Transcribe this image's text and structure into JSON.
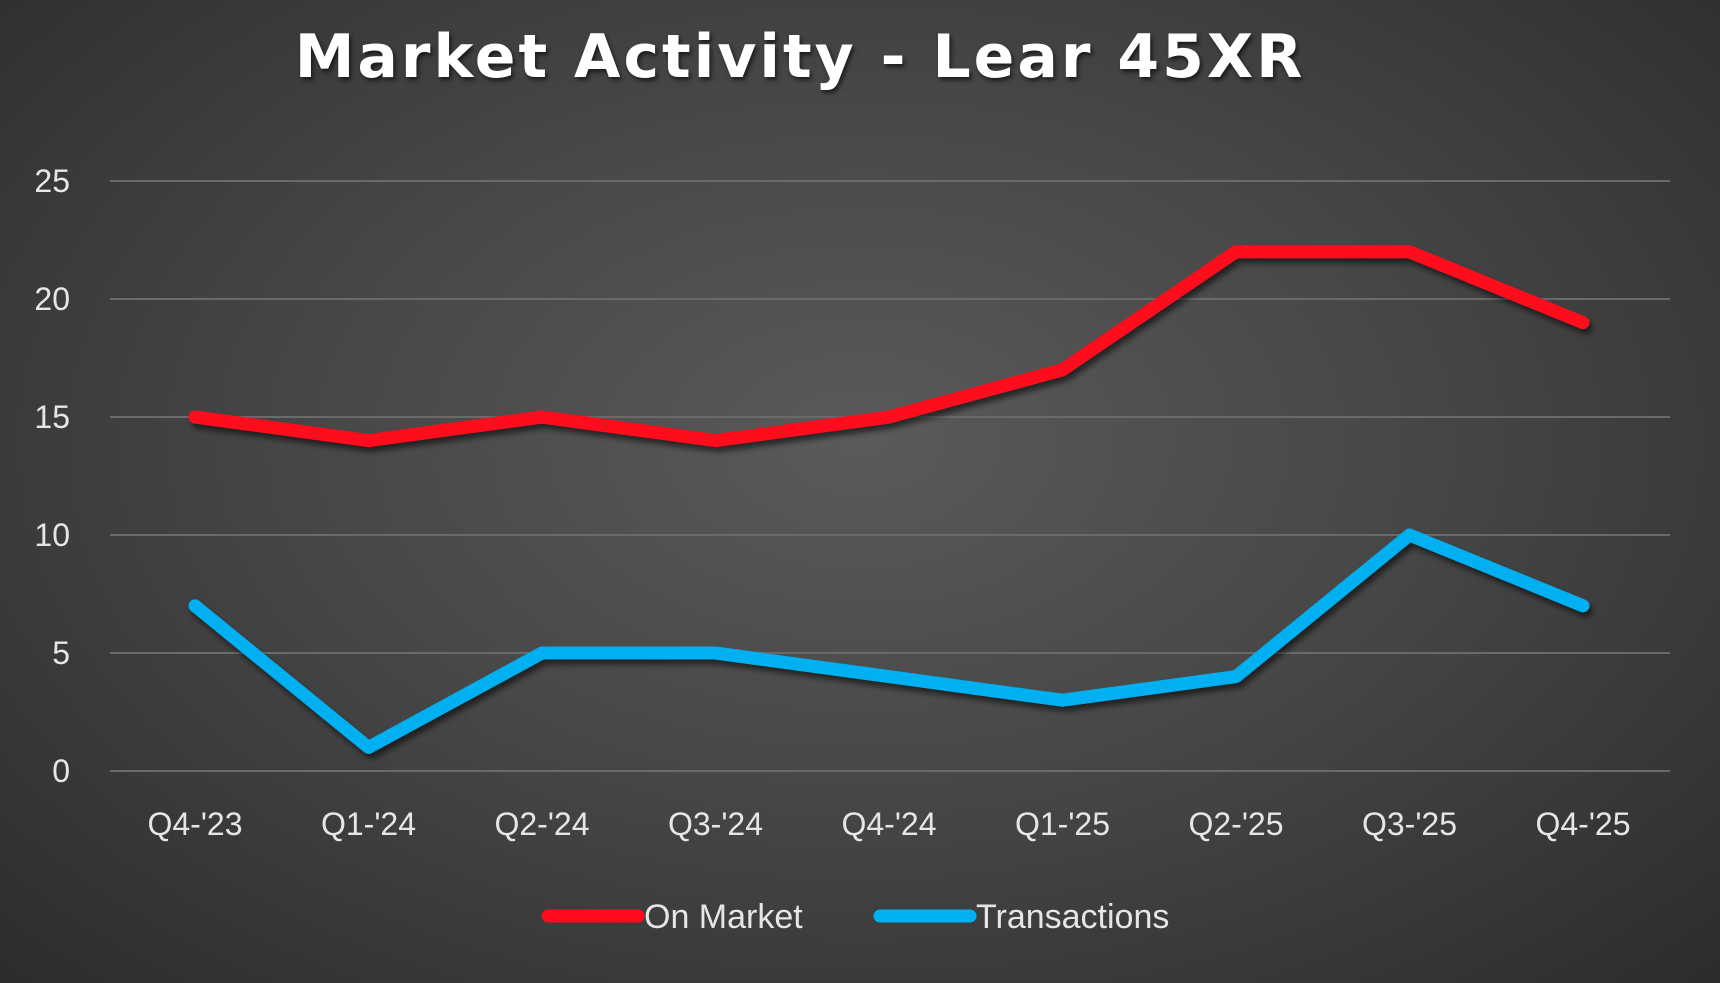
{
  "chart_data": {
    "type": "line",
    "title": "Market Activity - Lear 45XR",
    "categories": [
      "Q4-'23",
      "Q1-'24",
      "Q2-'24",
      "Q3-'24",
      "Q4-'24",
      "Q1-'25",
      "Q2-'25",
      "Q3-'25",
      "Q4-'25"
    ],
    "series": [
      {
        "name": "On Market",
        "color": "#ff0a1e",
        "values": [
          15,
          14,
          15,
          14,
          15,
          17,
          22,
          22,
          19
        ]
      },
      {
        "name": "Transactions",
        "color": "#00b0f0",
        "values": [
          7,
          1,
          5,
          5,
          4,
          3,
          4,
          10,
          7
        ]
      }
    ],
    "ylim": [
      0,
      25
    ],
    "yticks": [
      0,
      5,
      10,
      15,
      20,
      25
    ],
    "grid": true,
    "legend": "bottom"
  }
}
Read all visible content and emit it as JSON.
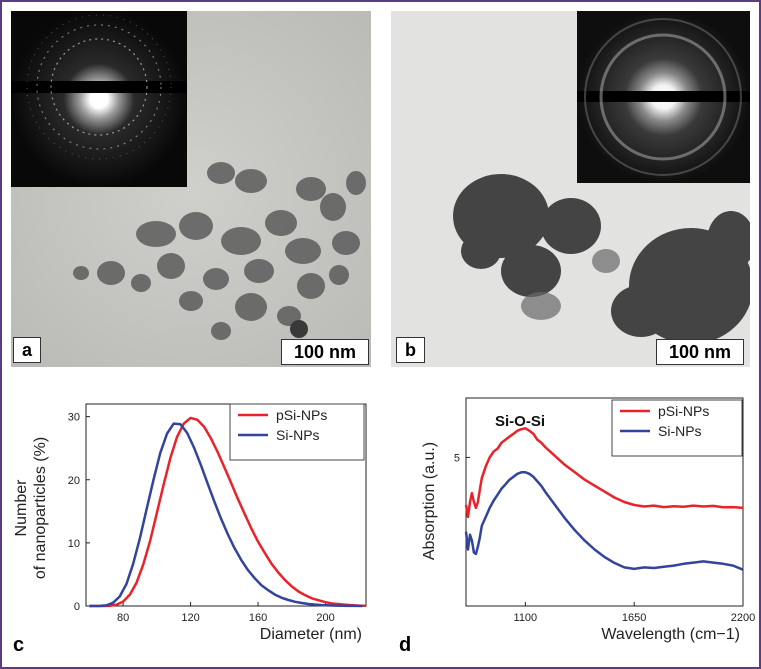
{
  "panels": {
    "a": {
      "label": "a",
      "scale_bar": "100 nm"
    },
    "b": {
      "label": "b",
      "scale_bar": "100 nm"
    },
    "c": {
      "label": "c"
    },
    "d": {
      "label": "d"
    }
  },
  "colors": {
    "frame": "#5b3a86",
    "pSi": "#e8232a",
    "Si": "#33449b"
  },
  "chart_data": [
    {
      "type": "line",
      "panel": "c",
      "xlabel": "Diameter (nm)",
      "ylabel": "Number\nof nanoparticles (%)",
      "xlim": [
        58,
        224
      ],
      "ylim": [
        0,
        32
      ],
      "xticks": [
        80,
        120,
        160,
        200
      ],
      "yticks": [
        0,
        10,
        20,
        30
      ],
      "legend_position": "top-right",
      "series": [
        {
          "name": "pSi-NPs",
          "color": "#e8232a",
          "x": [
            60,
            68,
            72,
            76,
            80,
            84,
            88,
            92,
            96,
            100,
            104,
            108,
            112,
            116,
            120,
            124,
            128,
            132,
            136,
            140,
            144,
            148,
            152,
            156,
            160,
            164,
            168,
            172,
            176,
            180,
            184,
            188,
            192,
            196,
            200,
            204,
            208,
            212,
            216,
            220,
            224
          ],
          "y": [
            0,
            0,
            0.02,
            0.2,
            0.7,
            1.8,
            3.7,
            6.6,
            10.3,
            14.7,
            19.2,
            23.4,
            26.8,
            28.9,
            29.8,
            29.5,
            28.4,
            26.6,
            24.4,
            22.0,
            19.5,
            17.0,
            14.6,
            12.3,
            10.2,
            8.4,
            6.7,
            5.3,
            4.1,
            3.1,
            2.3,
            1.7,
            1.2,
            0.9,
            0.6,
            0.4,
            0.3,
            0.2,
            0.12,
            0.06,
            0.03
          ]
        },
        {
          "name": "Si-NPs",
          "color": "#33449b",
          "x": [
            60,
            66,
            70,
            74,
            78,
            82,
            86,
            90,
            94,
            98,
            102,
            106,
            110,
            114,
            118,
            122,
            126,
            130,
            134,
            138,
            142,
            146,
            150,
            154,
            158,
            162,
            166,
            170,
            174,
            178,
            182,
            186,
            190,
            194,
            198,
            202,
            206,
            210,
            214,
            218,
            222
          ],
          "y": [
            0,
            0.02,
            0.1,
            0.5,
            1.5,
            3.5,
            6.7,
            10.8,
            15.4,
            20.0,
            24.2,
            27.3,
            28.9,
            28.8,
            27.4,
            25.1,
            22.4,
            19.5,
            16.6,
            13.9,
            11.4,
            9.2,
            7.3,
            5.7,
            4.4,
            3.3,
            2.5,
            1.8,
            1.3,
            0.95,
            0.67,
            0.47,
            0.32,
            0.22,
            0.15,
            0.1,
            0.06,
            0.04,
            0.02,
            0.01,
            0.0
          ]
        }
      ]
    },
    {
      "type": "line",
      "panel": "d",
      "title": "Si-O-Si",
      "xlabel": "Wavelength (cm−1)",
      "ylabel": "Absorption (a.u.)",
      "xlim": [
        800,
        2200
      ],
      "ylim": [
        0,
        7
      ],
      "xticks": [
        1100,
        1650,
        2200
      ],
      "yticks": [
        5
      ],
      "legend_position": "top-right",
      "series": [
        {
          "name": "pSi-NPs",
          "color": "#e8232a",
          "x": [
            800,
            810,
            820,
            830,
            840,
            850,
            860,
            870,
            880,
            900,
            920,
            940,
            960,
            980,
            1000,
            1020,
            1040,
            1060,
            1080,
            1100,
            1120,
            1140,
            1160,
            1180,
            1200,
            1250,
            1300,
            1350,
            1400,
            1450,
            1500,
            1550,
            1600,
            1650,
            1700,
            1750,
            1800,
            1850,
            1900,
            1950,
            2000,
            2050,
            2100,
            2150,
            2200
          ],
          "y": [
            3.4,
            3.0,
            3.5,
            3.8,
            3.5,
            3.3,
            3.5,
            3.9,
            4.3,
            4.7,
            5.0,
            5.2,
            5.3,
            5.5,
            5.6,
            5.7,
            5.8,
            5.9,
            5.95,
            5.98,
            5.9,
            5.8,
            5.6,
            5.5,
            5.35,
            5.05,
            4.75,
            4.5,
            4.25,
            4.05,
            3.85,
            3.65,
            3.5,
            3.4,
            3.35,
            3.38,
            3.33,
            3.36,
            3.34,
            3.38,
            3.35,
            3.37,
            3.32,
            3.33,
            3.3
          ]
        },
        {
          "name": "Si-NPs",
          "color": "#33449b",
          "x": [
            800,
            810,
            820,
            830,
            840,
            850,
            860,
            870,
            880,
            900,
            920,
            940,
            960,
            980,
            1000,
            1020,
            1040,
            1060,
            1080,
            1100,
            1120,
            1140,
            1160,
            1180,
            1200,
            1250,
            1300,
            1350,
            1400,
            1450,
            1500,
            1550,
            1600,
            1650,
            1700,
            1750,
            1800,
            1850,
            1900,
            1950,
            2000,
            2050,
            2100,
            2150,
            2200
          ],
          "y": [
            2.5,
            1.9,
            2.4,
            2.2,
            1.8,
            1.75,
            2.0,
            2.3,
            2.7,
            3.0,
            3.3,
            3.55,
            3.75,
            3.95,
            4.1,
            4.25,
            4.35,
            4.45,
            4.5,
            4.5,
            4.45,
            4.35,
            4.2,
            4.05,
            3.85,
            3.4,
            2.95,
            2.55,
            2.2,
            1.9,
            1.65,
            1.45,
            1.3,
            1.25,
            1.3,
            1.28,
            1.32,
            1.36,
            1.42,
            1.46,
            1.5,
            1.46,
            1.42,
            1.36,
            1.22
          ]
        }
      ]
    }
  ]
}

__________

• REQUIREMENTS
Reproduce all of the data exactly; the pictures do not belong in the copy.

• RESPONSE TO THE EXERCISE
Transcribe this image's text and structure into JSON.
{
  "chart_data": {
    "type": "line",
    "title": "Market Activity - Lear 45XR",
    "categories": [
      "Q4-'23",
      "Q1-'24",
      "Q2-'24",
      "Q3-'24",
      "Q4-'24",
      "Q1-'25",
      "Q2-'25",
      "Q3-'25",
      "Q4-'25"
    ],
    "series": [
      {
        "name": "On Market",
        "color": "#ff0a1e",
        "values": [
          15,
          14,
          15,
          14,
          15,
          17,
          22,
          22,
          19
        ]
      },
      {
        "name": "Transactions",
        "color": "#00b0f0",
        "values": [
          7,
          1,
          5,
          5,
          4,
          3,
          4,
          10,
          7
        ]
      }
    ],
    "ylim": [
      0,
      25
    ],
    "yticks": [
      0,
      5,
      10,
      15,
      20,
      25
    ],
    "grid": true,
    "legend": "bottom"
  }
}
Read all visible content and emit it as JSON.
{
  "panels": {
    "a": {
      "label": "a",
      "scale_bar": "100 nm"
    },
    "b": {
      "label": "b",
      "scale_bar": "100 nm"
    },
    "c": {
      "label": "c"
    },
    "d": {
      "label": "d"
    }
  },
  "colors": {
    "frame": "#5b3a86",
    "pSi": "#e8232a",
    "Si": "#33449b"
  },
  "chart_data": [
    {
      "type": "line",
      "panel": "c",
      "xlabel": "Diameter (nm)",
      "ylabel": "Number\nof nanoparticles (%)",
      "xlim": [
        58,
        224
      ],
      "ylim": [
        0,
        32
      ],
      "xticks": [
        80,
        120,
        160,
        200
      ],
      "yticks": [
        0,
        10,
        20,
        30
      ],
      "legend_position": "top-right",
      "series": [
        {
          "name": "pSi-NPs",
          "color": "#e8232a",
          "x": [
            60,
            68,
            72,
            76,
            80,
            84,
            88,
            92,
            96,
            100,
            104,
            108,
            112,
            116,
            120,
            124,
            128,
            132,
            136,
            140,
            144,
            148,
            152,
            156,
            160,
            164,
            168,
            172,
            176,
            180,
            184,
            188,
            192,
            196,
            200,
            204,
            208,
            212,
            216,
            220,
            224
          ],
          "y": [
            0,
            0,
            0.02,
            0.2,
            0.7,
            1.8,
            3.7,
            6.6,
            10.3,
            14.7,
            19.2,
            23.4,
            26.8,
            28.9,
            29.8,
            29.5,
            28.4,
            26.6,
            24.4,
            22.0,
            19.5,
            17.0,
            14.6,
            12.3,
            10.2,
            8.4,
            6.7,
            5.3,
            4.1,
            3.1,
            2.3,
            1.7,
            1.2,
            0.9,
            0.6,
            0.4,
            0.3,
            0.2,
            0.12,
            0.06,
            0.03
          ]
        },
        {
          "name": "Si-NPs",
          "color": "#33449b",
          "x": [
            60,
            66,
            70,
            74,
            78,
            82,
            86,
            90,
            94,
            98,
            102,
            106,
            110,
            114,
            118,
            122,
            126,
            130,
            134,
            138,
            142,
            146,
            150,
            154,
            158,
            162,
            166,
            170,
            174,
            178,
            182,
            186,
            190,
            194,
            198,
            202,
            206,
            210,
            214,
            218,
            222
          ],
          "y": [
            0,
            0.02,
            0.1,
            0.5,
            1.5,
            3.5,
            6.7,
            10.8,
            15.4,
            20.0,
            24.2,
            27.3,
            28.9,
            28.8,
            27.4,
            25.1,
            22.4,
            19.5,
            16.6,
            13.9,
            11.4,
            9.2,
            7.3,
            5.7,
            4.4,
            3.3,
            2.5,
            1.8,
            1.3,
            0.95,
            0.67,
            0.47,
            0.32,
            0.22,
            0.15,
            0.1,
            0.06,
            0.04,
            0.02,
            0.01,
            0.0
          ]
        }
      ]
    },
    {
      "type": "line",
      "panel": "d",
      "title": "Si-O-Si",
      "xlabel": "Wavelength (cm−1)",
      "ylabel": "Absorption (a.u.)",
      "xlim": [
        800,
        2200
      ],
      "ylim": [
        0,
        7
      ],
      "xticks": [
        1100,
        1650,
        2200
      ],
      "yticks": [
        5
      ],
      "legend_position": "top-right",
      "series": [
        {
          "name": "pSi-NPs",
          "color": "#e8232a",
          "x": [
            800,
            810,
            820,
            830,
            840,
            850,
            860,
            870,
            880,
            900,
            920,
            940,
            960,
            980,
            1000,
            1020,
            1040,
            1060,
            1080,
            1100,
            1120,
            1140,
            1160,
            1180,
            1200,
            1250,
            1300,
            1350,
            1400,
            1450,
            1500,
            1550,
            1600,
            1650,
            1700,
            1750,
            1800,
            1850,
            1900,
            1950,
            2000,
            2050,
            2100,
            2150,
            2200
          ],
          "y": [
            3.4,
            3.0,
            3.5,
            3.8,
            3.5,
            3.3,
            3.5,
            3.9,
            4.3,
            4.7,
            5.0,
            5.2,
            5.3,
            5.5,
            5.6,
            5.7,
            5.8,
            5.9,
            5.95,
            5.98,
            5.9,
            5.8,
            5.6,
            5.5,
            5.35,
            5.05,
            4.75,
            4.5,
            4.25,
            4.05,
            3.85,
            3.65,
            3.5,
            3.4,
            3.35,
            3.38,
            3.33,
            3.36,
            3.34,
            3.38,
            3.35,
            3.37,
            3.32,
            3.33,
            3.3
          ]
        },
        {
          "name": "Si-NPs",
          "color": "#33449b",
          "x": [
            800,
            810,
            820,
            830,
            840,
            850,
            860,
            870,
            880,
            900,
            920,
            940,
            960,
            980,
            1000,
            1020,
            1040,
            1060,
            1080,
            1100,
            1120,
            1140,
            1160,
            1180,
            1200,
            1250,
            1300,
            1350,
            1400,
            1450,
            1500,
            1550,
            1600,
            1650,
            1700,
            1750,
            1800,
            1850,
            1900,
            1950,
            2000,
            2050,
            2100,
            2150,
            2200
          ],
          "y": [
            2.5,
            1.9,
            2.4,
            2.2,
            1.8,
            1.75,
            2.0,
            2.3,
            2.7,
            3.0,
            3.3,
            3.55,
            3.75,
            3.95,
            4.1,
            4.25,
            4.35,
            4.45,
            4.5,
            4.5,
            4.45,
            4.35,
            4.2,
            4.05,
            3.85,
            3.4,
            2.95,
            2.55,
            2.2,
            1.9,
            1.65,
            1.45,
            1.3,
            1.25,
            1.3,
            1.28,
            1.32,
            1.36,
            1.42,
            1.46,
            1.5,
            1.46,
            1.42,
            1.36,
            1.22
          ]
        }
      ]
    }
  ]
}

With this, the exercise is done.